RECORDS FOR THIS EXERCISE >>
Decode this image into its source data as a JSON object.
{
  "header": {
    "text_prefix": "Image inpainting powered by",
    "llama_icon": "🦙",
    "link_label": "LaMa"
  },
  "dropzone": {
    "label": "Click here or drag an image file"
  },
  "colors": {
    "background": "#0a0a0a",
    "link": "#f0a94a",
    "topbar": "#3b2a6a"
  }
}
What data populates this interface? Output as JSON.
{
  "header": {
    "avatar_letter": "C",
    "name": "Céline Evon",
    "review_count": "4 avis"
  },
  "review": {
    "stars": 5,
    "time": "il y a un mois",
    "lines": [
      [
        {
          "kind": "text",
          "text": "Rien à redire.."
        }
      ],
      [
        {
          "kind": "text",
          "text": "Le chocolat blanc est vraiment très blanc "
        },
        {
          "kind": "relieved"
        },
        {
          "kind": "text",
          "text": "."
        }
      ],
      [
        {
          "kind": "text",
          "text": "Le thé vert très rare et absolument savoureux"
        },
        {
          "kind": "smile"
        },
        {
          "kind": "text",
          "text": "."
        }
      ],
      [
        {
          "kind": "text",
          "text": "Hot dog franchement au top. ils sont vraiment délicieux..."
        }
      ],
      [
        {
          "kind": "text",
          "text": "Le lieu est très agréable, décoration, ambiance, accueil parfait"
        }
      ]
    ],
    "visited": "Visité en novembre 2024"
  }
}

---

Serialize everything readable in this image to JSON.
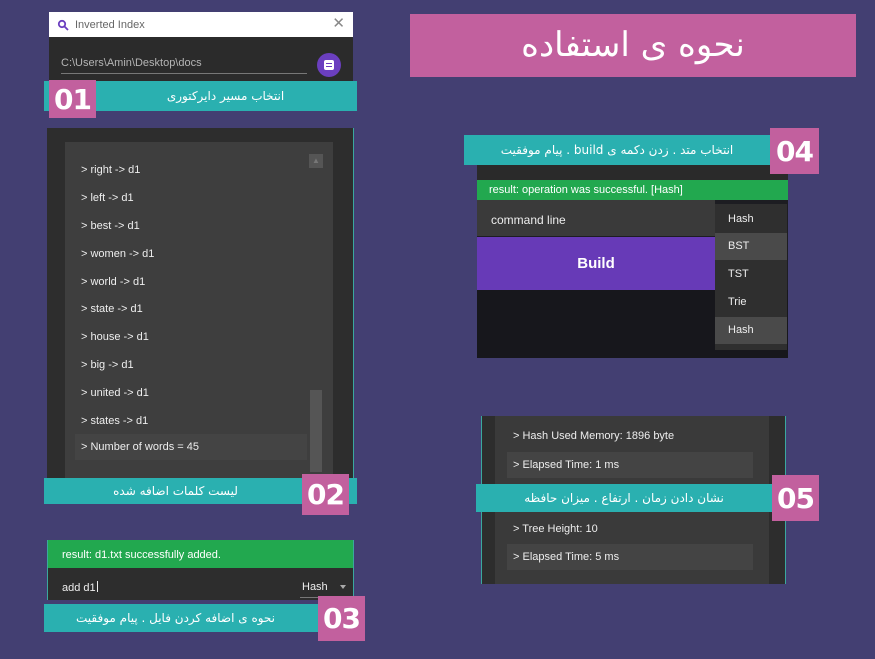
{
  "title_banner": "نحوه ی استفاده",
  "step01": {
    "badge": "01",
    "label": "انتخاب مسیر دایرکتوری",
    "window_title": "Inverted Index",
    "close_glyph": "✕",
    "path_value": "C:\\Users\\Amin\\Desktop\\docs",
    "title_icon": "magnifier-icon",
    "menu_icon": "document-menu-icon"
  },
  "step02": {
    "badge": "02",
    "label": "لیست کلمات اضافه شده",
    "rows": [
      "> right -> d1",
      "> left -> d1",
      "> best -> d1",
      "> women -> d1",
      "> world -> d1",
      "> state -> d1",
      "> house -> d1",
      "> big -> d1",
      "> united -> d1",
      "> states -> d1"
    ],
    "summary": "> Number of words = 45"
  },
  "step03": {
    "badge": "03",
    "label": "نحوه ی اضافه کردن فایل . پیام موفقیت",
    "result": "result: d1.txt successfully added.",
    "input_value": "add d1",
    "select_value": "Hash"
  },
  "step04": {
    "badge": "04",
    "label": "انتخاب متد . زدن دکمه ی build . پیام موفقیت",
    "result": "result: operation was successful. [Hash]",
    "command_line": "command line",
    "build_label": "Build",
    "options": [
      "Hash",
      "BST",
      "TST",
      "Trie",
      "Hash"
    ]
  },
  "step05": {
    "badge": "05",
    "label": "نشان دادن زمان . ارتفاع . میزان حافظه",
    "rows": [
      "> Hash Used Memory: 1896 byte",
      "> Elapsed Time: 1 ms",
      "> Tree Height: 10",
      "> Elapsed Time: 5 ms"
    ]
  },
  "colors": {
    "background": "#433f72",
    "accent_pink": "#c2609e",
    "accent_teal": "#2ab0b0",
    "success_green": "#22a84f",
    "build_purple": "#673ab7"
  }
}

--

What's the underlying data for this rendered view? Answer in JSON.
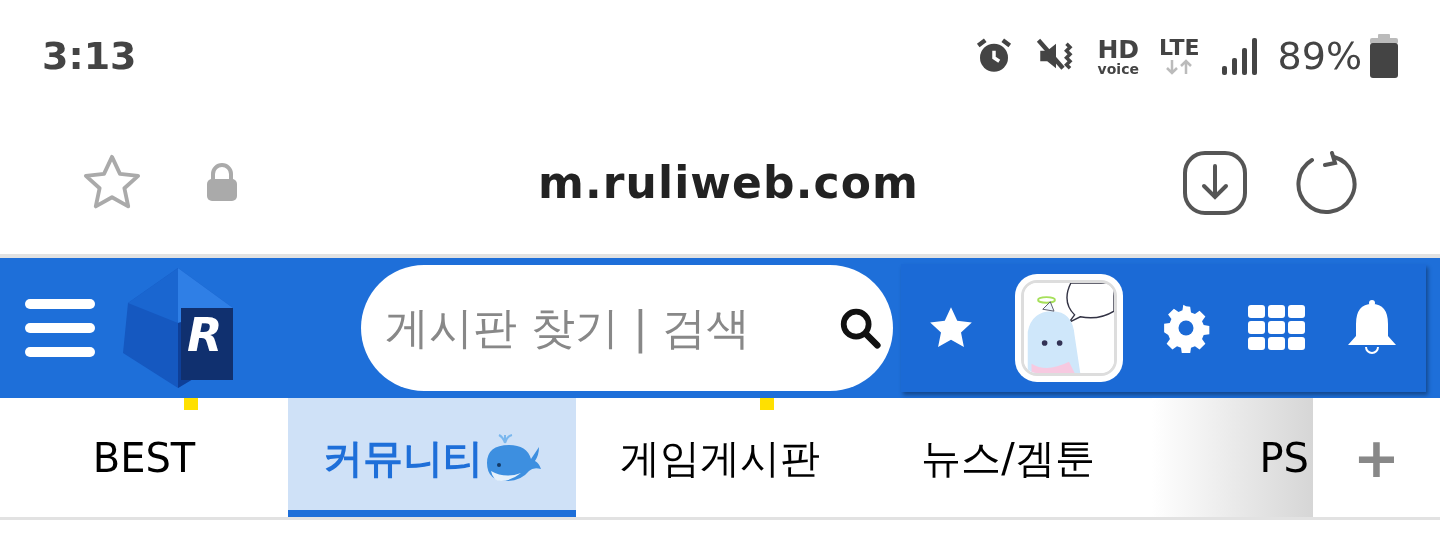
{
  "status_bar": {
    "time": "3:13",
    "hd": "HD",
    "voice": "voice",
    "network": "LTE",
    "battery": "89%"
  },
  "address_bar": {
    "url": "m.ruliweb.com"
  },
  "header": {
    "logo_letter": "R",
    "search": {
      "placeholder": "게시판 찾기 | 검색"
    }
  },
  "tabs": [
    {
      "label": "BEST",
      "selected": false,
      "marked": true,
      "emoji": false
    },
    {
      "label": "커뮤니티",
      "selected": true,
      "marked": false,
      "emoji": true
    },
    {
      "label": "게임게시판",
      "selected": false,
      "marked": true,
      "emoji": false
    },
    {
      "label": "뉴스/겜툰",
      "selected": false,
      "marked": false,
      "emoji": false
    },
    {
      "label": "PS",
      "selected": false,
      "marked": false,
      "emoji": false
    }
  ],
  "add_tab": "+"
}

WRITTEN INSTRUCTION >> Select all lines with the word "très" from the entries above.

WRITTEN SOLUTION >>
          "text": "Le chocolat blanc est vraiment très blanc "
          "text": "Le thé vert très rare et absolument savoureux"
          "text": "Le lieu est très agréable, décoration, ambiance, accueil parfait"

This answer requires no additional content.